EXERCISE TASK - In the material below, identify each line bearing the word "kulhon". Reproduce those lines.

RECORDS -
[Start]

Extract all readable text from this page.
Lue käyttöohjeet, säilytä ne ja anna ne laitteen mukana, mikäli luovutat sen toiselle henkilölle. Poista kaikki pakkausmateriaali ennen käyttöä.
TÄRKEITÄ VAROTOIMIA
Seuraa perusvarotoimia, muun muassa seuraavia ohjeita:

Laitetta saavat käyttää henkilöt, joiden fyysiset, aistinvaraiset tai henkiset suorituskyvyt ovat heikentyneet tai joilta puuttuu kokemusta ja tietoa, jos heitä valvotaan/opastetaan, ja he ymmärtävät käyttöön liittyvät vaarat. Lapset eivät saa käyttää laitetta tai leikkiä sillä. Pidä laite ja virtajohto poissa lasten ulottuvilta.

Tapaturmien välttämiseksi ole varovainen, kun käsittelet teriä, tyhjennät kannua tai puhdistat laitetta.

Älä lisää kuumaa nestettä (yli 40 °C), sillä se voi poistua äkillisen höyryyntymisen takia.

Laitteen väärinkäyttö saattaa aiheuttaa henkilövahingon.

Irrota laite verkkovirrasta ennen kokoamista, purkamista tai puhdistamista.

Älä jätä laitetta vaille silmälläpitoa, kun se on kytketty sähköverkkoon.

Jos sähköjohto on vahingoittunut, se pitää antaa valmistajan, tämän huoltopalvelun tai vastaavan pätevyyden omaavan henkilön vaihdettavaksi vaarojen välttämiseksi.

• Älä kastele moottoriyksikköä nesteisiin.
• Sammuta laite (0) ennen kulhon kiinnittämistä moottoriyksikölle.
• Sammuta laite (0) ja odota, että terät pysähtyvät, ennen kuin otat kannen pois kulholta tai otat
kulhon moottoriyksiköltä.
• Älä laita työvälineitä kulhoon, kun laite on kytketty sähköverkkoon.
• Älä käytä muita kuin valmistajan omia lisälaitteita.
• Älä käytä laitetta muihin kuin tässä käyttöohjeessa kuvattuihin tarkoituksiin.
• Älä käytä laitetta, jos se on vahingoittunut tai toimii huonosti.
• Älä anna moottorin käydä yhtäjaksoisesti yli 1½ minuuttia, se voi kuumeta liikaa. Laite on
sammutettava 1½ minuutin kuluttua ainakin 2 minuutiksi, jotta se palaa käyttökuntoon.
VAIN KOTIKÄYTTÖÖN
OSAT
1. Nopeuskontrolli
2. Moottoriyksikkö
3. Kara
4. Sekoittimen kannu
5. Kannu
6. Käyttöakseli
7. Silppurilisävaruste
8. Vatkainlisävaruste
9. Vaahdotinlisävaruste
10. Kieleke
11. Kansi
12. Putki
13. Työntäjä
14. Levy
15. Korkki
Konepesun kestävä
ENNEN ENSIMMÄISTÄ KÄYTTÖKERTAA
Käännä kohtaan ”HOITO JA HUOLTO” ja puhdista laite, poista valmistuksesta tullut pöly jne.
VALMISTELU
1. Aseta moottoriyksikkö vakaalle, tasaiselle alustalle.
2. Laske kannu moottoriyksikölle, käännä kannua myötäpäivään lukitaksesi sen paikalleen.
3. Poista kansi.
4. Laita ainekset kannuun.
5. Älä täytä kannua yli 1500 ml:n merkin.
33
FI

[End]
[Start]

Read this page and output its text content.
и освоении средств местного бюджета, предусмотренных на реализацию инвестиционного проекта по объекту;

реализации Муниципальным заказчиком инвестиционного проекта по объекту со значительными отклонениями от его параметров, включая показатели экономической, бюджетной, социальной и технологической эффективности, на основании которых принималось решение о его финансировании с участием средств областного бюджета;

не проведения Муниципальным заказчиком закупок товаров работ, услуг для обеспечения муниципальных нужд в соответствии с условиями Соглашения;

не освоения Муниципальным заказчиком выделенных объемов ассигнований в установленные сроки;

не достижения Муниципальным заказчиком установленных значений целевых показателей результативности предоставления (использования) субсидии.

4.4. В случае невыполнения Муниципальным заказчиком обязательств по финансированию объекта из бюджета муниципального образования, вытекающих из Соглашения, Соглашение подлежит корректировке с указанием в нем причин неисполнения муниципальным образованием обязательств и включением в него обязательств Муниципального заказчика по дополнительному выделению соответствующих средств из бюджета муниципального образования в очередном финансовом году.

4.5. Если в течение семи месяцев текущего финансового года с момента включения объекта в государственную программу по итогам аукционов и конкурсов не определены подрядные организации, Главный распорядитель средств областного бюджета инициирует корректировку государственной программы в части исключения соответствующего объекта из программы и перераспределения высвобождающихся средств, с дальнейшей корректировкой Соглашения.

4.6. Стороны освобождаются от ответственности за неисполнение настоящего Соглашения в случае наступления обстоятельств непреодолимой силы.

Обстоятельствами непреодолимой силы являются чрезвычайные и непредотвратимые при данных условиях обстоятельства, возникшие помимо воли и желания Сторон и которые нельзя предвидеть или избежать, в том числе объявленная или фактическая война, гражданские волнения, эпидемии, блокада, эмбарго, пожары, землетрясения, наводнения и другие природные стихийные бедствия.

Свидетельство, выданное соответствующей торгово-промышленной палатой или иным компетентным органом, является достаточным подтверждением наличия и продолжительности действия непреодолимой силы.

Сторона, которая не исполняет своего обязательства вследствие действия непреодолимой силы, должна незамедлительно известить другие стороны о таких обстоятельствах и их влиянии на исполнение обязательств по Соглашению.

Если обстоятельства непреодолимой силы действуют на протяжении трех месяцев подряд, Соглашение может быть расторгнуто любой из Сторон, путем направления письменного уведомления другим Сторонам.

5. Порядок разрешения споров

[End]
[Start]

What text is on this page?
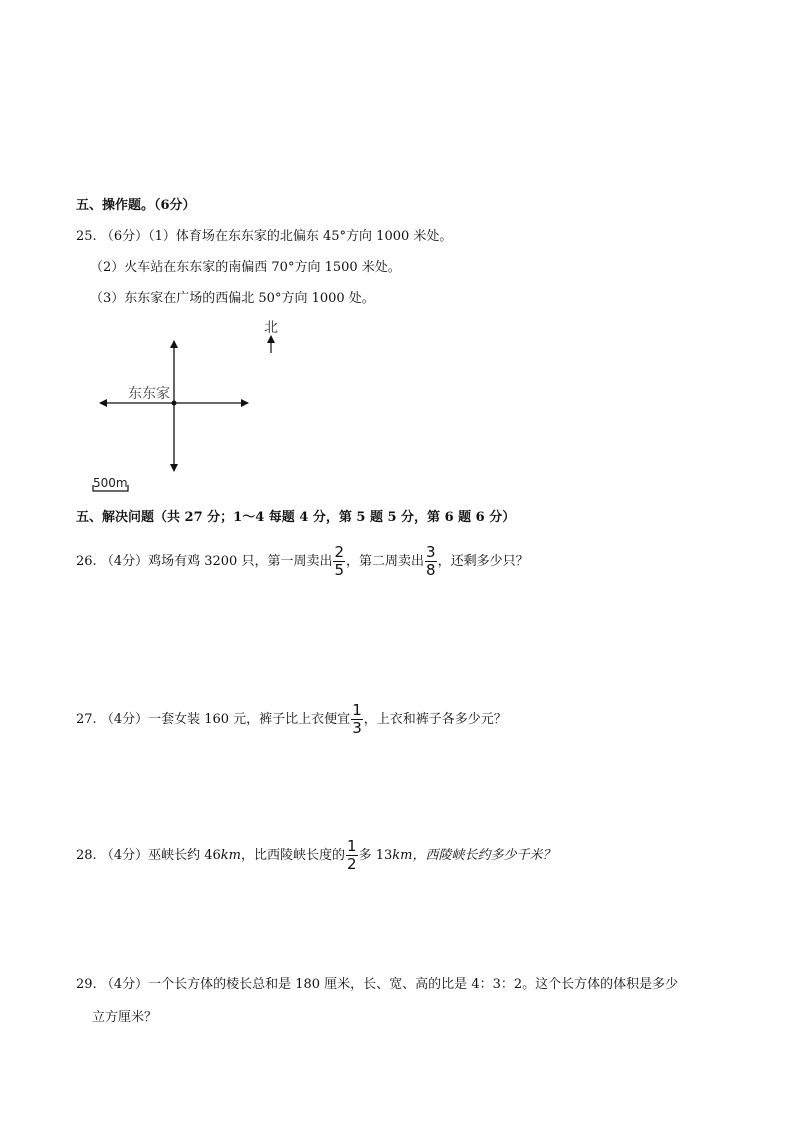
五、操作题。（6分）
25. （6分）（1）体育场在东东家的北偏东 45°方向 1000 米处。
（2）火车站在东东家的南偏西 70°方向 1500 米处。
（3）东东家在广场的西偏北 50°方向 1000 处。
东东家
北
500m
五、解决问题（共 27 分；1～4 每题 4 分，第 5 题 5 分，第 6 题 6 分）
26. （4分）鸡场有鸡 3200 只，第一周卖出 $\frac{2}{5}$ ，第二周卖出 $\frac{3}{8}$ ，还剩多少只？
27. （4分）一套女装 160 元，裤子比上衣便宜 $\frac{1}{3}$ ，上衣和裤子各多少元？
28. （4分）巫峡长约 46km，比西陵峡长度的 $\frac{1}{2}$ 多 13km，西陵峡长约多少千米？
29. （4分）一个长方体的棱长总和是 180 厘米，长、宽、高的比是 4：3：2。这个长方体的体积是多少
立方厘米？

[End]

RESULT -
• Sammuta laite (0) ennen kulhon kiinnittämistä moottoriyksikölle.
kulhon moottoriyksiköltä.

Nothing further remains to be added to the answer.